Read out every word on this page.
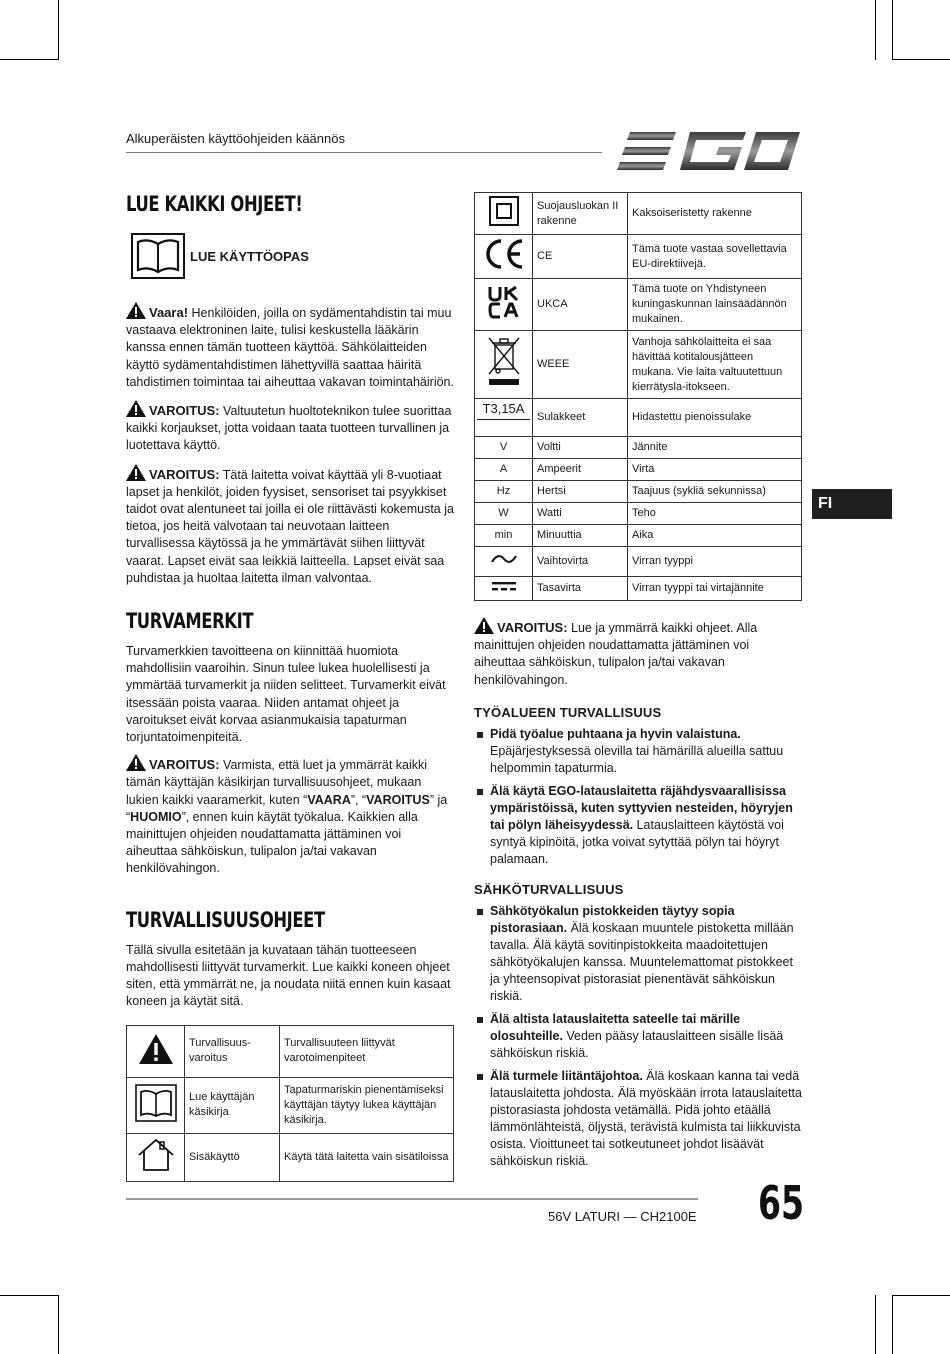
Alkuperäisten käyttöohjeiden käännös
FI
LUE KAIKKI OHJEET!
LUE KÄYTTÖOPAS

Vaara! Henkilöiden, joilla on sydämentahdistin tai muu vastaava elektroninen laite, tulisi keskustella lääkärin kanssa ennen tämän tuotteen käyttöä. Sähkölaitteiden käyttö sydämentahdistimen lähettyvillä saattaa häiritä tahdistimen toimintaa tai aiheuttaa vakavan toimintahäiriön.

VAROITUS: Valtuutetun huoltoteknikon tulee suorittaa kaikki korjaukset, jotta voidaan taata tuotteen turvallinen ja luotettava käyttö.

VAROITUS: Tätä laitetta voivat käyttää yli 8-vuotiaat lapset ja henkilöt, joiden fyysiset, sensoriset tai psyykkiset taidot ovat alentuneet tai joilla ei ole riittävästi kokemusta ja tietoa, jos heitä valvotaan tai neuvotaan laitteen turvallisessa käytössä ja he ymmärtävät siihen liittyvät vaarat. Lapset eivät saa leikkiä laitteella. Lapset eivät saa puhdistaa ja huoltaa laitetta ilman valvontaa.

TURVAMERKIT

Turvamerkkien tavoitteena on kiinnittää huomiota mahdollisiin vaaroihin. Sinun tulee lukea huolellisesti ja ymmärtää turvamerkit ja niiden selitteet. Turvamerkit eivät itsessään poista vaaraa. Niiden antamat ohjeet ja varoitukset eivät korvaa asianmukaisia tapaturman torjuntatoimenpiteitä.

VAROITUS: Varmista, että luet ja ymmärrät kaikki tämän käyttäjän käsikirjan turvallisuusohjeet, mukaan lukien kaikki vaaramerkit, kuten “VAARA”, “VAROITUS” ja “HUOMIO”, ennen kuin käytät työkalua. Kaikkien alla mainittujen ohjeiden noudattamatta jättäminen voi aiheuttaa sähköiskun, tulipalon ja/tai vakavan henkilövahingon.

TURVALLISUUSOHJEET

Tällä sivulla esitetään ja kuvataan tähän tuotteeseen mahdollisesti liittyvät turvamerkit. Lue kaikki koneen ohjeet siten, että ymmärrät ne, ja noudata niitä ennen kuin kasaat koneen ja käytät sitä.

	Turvallisuus-varoitus	Turvallisuuteen liittyvät varotoimenpiteet
	Lue käyttäjän käsikirja	Tapaturmariskin pienentämiseksi käyttäjän täytyy lukea käyttäjän käsikirja.
	Sisäkäyttö	Käytä tätä laitetta vain sisätiloissa
	Suojausluokan II rakenne	Kaksoiseristetty rakenne
	CE	Tämä tuote vastaa sovellettavia EU-direktiivejä.
	UKCA	Tämä tuote on Yhdistyneen kuningaskunnan lainsäädännön mukainen.
	WEEE	Vanhoja sähkölaitteita ei saa hävittää kotitalousjätteen mukana. Vie laita valtuutettuun kierrätysla-itokseen.

T3,15A	Sulakkeet	Hidastettu pienoissulake
V	Voltti	Jännite
A	Ampeerit	Virta
Hz	Hertsi	Taajuus (sykliä sekunnissa)
W	Watti	Teho
min	Minuuttia	Aika
	Vaihtovirta	Virran tyyppi
	Tasavirta	Virran tyyppi tai virtajännite

VAROITUS: Lue ja ymmärrä kaikki ohjeet. Alla mainittujen ohjeiden noudattamatta jättäminen voi aiheuttaa sähköiskun, tulipalon ja/tai vakavan henkilövahingon.

TYÖALUEEN TURVALLISUUS
Pidä työalue puhtaana ja hyvin valaistuna. Epäjärjestyksessä olevilla tai hämärillä alueilla sattuu helpommin tapaturmia.
Älä käytä EGO-latauslaitetta räjähdysvaarallisissa ympäristöissä, kuten syttyvien nesteiden, höyryjen tai pölyn läheisyydessä. Latauslaitteen käytöstä voi syntyä kipinöitä, jotka voivat sytyttää pölyn tai höyryt palamaan.
SÄHKÖTURVALLISUUS
Sähkötyökalun pistokkeiden täytyy sopia pistorasiaan. Älä koskaan muuntele pistoketta millään tavalla. Älä käytä sovitinpistokkeita maadoitettujen sähkötyökalujen kanssa. Muuntelemattomat pistokkeet ja yhteensopivat pistorasiat pienentävät sähköiskun riskiä.
Älä altista latauslaitetta sateelle tai märille olosuhteille. Veden pääsy latauslaitteen sisälle lisää sähköiskun riskiä.
Älä turmele liitäntäjohtoa. Älä koskaan kanna tai vedä latauslaitetta johdosta. Älä myöskään irrota latauslaitetta pistorasiasta johdosta vetämällä. Pidä johto etäällä lämmönlähteistä, öljystä, terävistä kulmista tai liikkuvista osista. Vioittuneet tai sotkeutuneet johdot lisäävät sähköiskun riskiä.
56V LATURI — CH2100E 65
_____
EXERCISE PROMPT: Repeat each entry exactly. Pictures do not belong in the copy.

REPLY:
Read out every word on this page.
Alkuperäisten käyttöohjeiden käännös
FI
LUE KAIKKI OHJEET!
LUE KÄYTTÖOPAS

Vaara! Henkilöiden, joilla on sydämentahdistin tai muu vastaava elektroninen laite, tulisi keskustella lääkärin kanssa ennen tämän tuotteen käyttöä. Sähkölaitteiden käyttö sydämentahdistimen lähettyvillä saattaa häiritä tahdistimen toimintaa tai aiheuttaa vakavan toimintahäiriön.

VAROITUS: Valtuutetun huoltoteknikon tulee suorittaa kaikki korjaukset, jotta voidaan taata tuotteen turvallinen ja luotettava käyttö.

VAROITUS: Tätä laitetta voivat käyttää yli 8-vuotiaat lapset ja henkilöt, joiden fyysiset, sensoriset tai psyykkiset taidot ovat alentuneet tai joilla ei ole riittävästi kokemusta ja tietoa, jos heitä valvotaan tai neuvotaan laitteen turvallisessa käytössä ja he ymmärtävät siihen liittyvät vaarat. Lapset eivät saa leikkiä laitteella. Lapset eivät saa puhdistaa ja huoltaa laitetta ilman valvontaa.

TURVAMERKIT

Turvamerkkien tavoitteena on kiinnittää huomiota mahdollisiin vaaroihin. Sinun tulee lukea huolellisesti ja ymmärtää turvamerkit ja niiden selitteet. Turvamerkit eivät itsessään poista vaaraa. Niiden antamat ohjeet ja varoitukset eivät korvaa asianmukaisia tapaturman torjuntatoimenpiteitä.

VAROITUS: Varmista, että luet ja ymmärrät kaikki tämän käyttäjän käsikirjan turvallisuusohjeet, mukaan lukien kaikki vaaramerkit, kuten “VAARA”, “VAROITUS” ja “HUOMIO”, ennen kuin käytät työkalua. Kaikkien alla mainittujen ohjeiden noudattamatta jättäminen voi aiheuttaa sähköiskun, tulipalon ja/tai vakavan henkilövahingon.

TURVALLISUUSOHJEET

Tällä sivulla esitetään ja kuvataan tähän tuotteeseen mahdollisesti liittyvät turvamerkit. Lue kaikki koneen ohjeet siten, että ymmärrät ne, ja noudata niitä ennen kuin kasaat koneen ja käytät sitä.

	Turvallisuus-varoitus	Turvallisuuteen liittyvät varotoimenpiteet
	Lue käyttäjän käsikirja	Tapaturmariskin pienentämiseksi käyttäjän täytyy lukea käyttäjän käsikirja.
	Sisäkäyttö	Käytä tätä laitetta vain sisätiloissa
	Suojausluokan II rakenne	Kaksoiseristetty rakenne
	CE	Tämä tuote vastaa sovellettavia EU-direktiivejä.
	UKCA	Tämä tuote on Yhdistyneen kuningaskunnan lainsäädännön mukainen.
	WEEE	Vanhoja sähkölaitteita ei saa hävittää kotitalousjätteen mukana. Vie laita valtuutettuun kierrätysla-itokseen.

T3,15A	Sulakkeet	Hidastettu pienoissulake
V	Voltti	Jännite
A	Ampeerit	Virta
Hz	Hertsi	Taajuus (sykliä sekunnissa)
W	Watti	Teho
min	Minuuttia	Aika
	Vaihtovirta	Virran tyyppi
	Tasavirta	Virran tyyppi tai virtajännite

VAROITUS: Lue ja ymmärrä kaikki ohjeet. Alla mainittujen ohjeiden noudattamatta jättäminen voi aiheuttaa sähköiskun, tulipalon ja/tai vakavan henkilövahingon.

TYÖALUEEN TURVALLISUUS
Pidä työalue puhtaana ja hyvin valaistuna. Epäjärjestyksessä olevilla tai hämärillä alueilla sattuu helpommin tapaturmia.
Älä käytä EGO-latauslaitetta räjähdysvaarallisissa ympäristöissä, kuten syttyvien nesteiden, höyryjen tai pölyn läheisyydessä. Latauslaitteen käytöstä voi syntyä kipinöitä, jotka voivat sytyttää pölyn tai höyryt palamaan.
SÄHKÖTURVALLISUUS
Sähkötyökalun pistokkeiden täytyy sopia pistorasiaan. Älä koskaan muuntele pistoketta millään tavalla. Älä käytä sovitinpistokkeita maadoitettujen sähkötyökalujen kanssa. Muuntelemattomat pistokkeet ja yhteensopivat pistorasiat pienentävät sähköiskun riskiä.
Älä altista latauslaitetta sateelle tai märille olosuhteille. Veden pääsy latauslaitteen sisälle lisää sähköiskun riskiä.
Älä turmele liitäntäjohtoa. Älä koskaan kanna tai vedä latauslaitetta johdosta. Älä myöskään irrota latauslaitetta pistorasiasta johdosta vetämällä. Pidä johto etäällä lämmönlähteistä, öljystä, terävistä kulmista tai liikkuvista osista. Vioittuneet tai sotkeutuneet johdot lisäävät sähköiskun riskiä.
56V LATURI — CH2100E 65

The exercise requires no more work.